_Exercise directions_. Tell how many lines contain the word "from". Reply with the number only.

_Exercise materials_.
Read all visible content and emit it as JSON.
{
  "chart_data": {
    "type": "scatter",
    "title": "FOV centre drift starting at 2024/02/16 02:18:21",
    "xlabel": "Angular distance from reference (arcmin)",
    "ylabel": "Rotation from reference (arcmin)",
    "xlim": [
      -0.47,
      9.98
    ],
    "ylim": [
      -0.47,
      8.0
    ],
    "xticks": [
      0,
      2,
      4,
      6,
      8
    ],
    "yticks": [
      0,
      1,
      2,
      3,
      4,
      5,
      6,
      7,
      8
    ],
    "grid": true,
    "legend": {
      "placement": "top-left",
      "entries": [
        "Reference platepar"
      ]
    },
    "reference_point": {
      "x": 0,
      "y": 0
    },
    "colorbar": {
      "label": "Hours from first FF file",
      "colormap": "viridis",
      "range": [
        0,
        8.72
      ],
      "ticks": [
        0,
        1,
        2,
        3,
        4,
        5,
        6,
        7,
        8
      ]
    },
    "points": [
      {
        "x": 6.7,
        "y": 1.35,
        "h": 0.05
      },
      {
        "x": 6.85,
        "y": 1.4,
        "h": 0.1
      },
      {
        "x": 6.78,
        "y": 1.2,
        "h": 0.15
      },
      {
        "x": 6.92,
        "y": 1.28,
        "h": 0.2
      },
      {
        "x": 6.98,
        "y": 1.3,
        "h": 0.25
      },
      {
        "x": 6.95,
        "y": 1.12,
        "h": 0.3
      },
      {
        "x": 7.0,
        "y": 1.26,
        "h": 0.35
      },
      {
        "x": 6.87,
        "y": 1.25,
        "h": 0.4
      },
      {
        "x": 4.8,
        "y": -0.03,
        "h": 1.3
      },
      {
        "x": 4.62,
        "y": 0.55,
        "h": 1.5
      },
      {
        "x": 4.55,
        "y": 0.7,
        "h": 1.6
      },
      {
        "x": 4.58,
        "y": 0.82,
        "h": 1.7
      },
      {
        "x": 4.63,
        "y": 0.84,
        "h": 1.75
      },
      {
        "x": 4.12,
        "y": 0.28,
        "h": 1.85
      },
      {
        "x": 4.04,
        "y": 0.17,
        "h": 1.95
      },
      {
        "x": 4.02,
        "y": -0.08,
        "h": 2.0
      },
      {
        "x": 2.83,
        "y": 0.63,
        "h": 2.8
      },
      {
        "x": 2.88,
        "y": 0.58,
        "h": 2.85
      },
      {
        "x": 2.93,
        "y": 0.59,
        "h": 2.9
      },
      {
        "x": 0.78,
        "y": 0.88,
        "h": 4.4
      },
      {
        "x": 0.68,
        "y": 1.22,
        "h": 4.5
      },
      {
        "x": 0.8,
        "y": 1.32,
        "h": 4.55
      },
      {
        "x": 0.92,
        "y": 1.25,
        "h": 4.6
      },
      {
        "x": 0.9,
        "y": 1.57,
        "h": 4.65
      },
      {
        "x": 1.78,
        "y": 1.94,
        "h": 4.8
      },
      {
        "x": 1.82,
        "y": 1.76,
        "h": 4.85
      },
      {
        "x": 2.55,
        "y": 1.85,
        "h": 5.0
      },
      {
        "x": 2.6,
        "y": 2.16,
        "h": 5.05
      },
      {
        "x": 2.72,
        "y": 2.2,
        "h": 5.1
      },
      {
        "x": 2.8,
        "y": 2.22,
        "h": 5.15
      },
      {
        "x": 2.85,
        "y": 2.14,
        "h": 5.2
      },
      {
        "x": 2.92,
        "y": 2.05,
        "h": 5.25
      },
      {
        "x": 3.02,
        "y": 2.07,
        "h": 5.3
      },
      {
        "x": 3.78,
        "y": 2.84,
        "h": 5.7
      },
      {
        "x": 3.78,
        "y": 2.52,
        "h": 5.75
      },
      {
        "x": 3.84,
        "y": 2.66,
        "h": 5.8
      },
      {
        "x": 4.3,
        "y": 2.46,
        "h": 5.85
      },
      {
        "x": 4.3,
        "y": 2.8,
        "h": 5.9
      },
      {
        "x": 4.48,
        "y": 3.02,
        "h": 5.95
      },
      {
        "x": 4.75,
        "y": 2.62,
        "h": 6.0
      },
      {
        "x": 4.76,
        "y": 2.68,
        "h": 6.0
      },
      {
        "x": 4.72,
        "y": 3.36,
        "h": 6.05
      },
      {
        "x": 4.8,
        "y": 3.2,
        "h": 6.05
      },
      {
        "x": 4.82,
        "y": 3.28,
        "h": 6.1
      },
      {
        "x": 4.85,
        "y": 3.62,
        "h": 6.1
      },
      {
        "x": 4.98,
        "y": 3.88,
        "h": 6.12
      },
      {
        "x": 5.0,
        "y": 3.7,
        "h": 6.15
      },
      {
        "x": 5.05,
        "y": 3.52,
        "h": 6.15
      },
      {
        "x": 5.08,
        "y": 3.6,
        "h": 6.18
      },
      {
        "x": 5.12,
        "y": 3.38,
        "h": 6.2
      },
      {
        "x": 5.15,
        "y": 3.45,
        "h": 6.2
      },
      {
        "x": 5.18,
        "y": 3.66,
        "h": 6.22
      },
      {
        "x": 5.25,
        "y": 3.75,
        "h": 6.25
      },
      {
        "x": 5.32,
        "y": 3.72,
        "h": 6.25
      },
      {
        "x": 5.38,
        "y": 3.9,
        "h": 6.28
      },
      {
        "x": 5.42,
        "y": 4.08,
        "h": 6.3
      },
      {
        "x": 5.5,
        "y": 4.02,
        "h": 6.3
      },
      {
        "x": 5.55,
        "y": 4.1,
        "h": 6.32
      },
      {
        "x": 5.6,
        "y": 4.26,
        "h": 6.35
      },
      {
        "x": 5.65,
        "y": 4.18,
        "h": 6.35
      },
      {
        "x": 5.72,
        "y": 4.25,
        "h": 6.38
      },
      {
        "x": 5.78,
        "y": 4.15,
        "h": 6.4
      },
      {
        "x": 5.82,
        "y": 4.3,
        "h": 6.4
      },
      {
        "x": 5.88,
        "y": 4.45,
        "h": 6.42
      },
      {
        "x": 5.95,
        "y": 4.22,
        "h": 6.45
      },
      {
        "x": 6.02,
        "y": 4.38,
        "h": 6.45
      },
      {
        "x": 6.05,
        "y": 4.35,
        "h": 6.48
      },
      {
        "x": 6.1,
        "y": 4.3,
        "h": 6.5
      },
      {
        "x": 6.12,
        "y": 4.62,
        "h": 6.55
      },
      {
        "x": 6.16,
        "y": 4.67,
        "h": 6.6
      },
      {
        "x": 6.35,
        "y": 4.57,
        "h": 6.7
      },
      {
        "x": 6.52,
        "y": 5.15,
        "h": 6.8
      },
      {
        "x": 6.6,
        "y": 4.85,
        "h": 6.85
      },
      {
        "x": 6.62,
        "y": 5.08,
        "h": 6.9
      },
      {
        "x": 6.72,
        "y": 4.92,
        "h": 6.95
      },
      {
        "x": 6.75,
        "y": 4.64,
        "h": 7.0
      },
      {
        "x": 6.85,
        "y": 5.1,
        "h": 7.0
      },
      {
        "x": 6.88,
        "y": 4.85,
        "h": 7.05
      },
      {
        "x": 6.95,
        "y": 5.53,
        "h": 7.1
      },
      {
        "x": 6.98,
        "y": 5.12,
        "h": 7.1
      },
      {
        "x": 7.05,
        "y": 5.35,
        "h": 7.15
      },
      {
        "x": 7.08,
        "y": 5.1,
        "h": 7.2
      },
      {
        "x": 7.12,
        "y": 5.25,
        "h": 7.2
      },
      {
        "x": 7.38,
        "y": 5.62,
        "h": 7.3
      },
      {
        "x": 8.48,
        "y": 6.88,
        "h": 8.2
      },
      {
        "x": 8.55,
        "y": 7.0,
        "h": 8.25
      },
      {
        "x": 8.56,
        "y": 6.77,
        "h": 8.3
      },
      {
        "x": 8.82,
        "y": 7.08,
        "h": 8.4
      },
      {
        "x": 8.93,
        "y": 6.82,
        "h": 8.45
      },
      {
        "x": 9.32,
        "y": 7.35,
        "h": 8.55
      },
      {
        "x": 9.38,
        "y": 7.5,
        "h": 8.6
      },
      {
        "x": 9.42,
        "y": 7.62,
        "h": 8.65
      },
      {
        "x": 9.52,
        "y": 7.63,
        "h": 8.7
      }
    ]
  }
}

_Correct response_. 3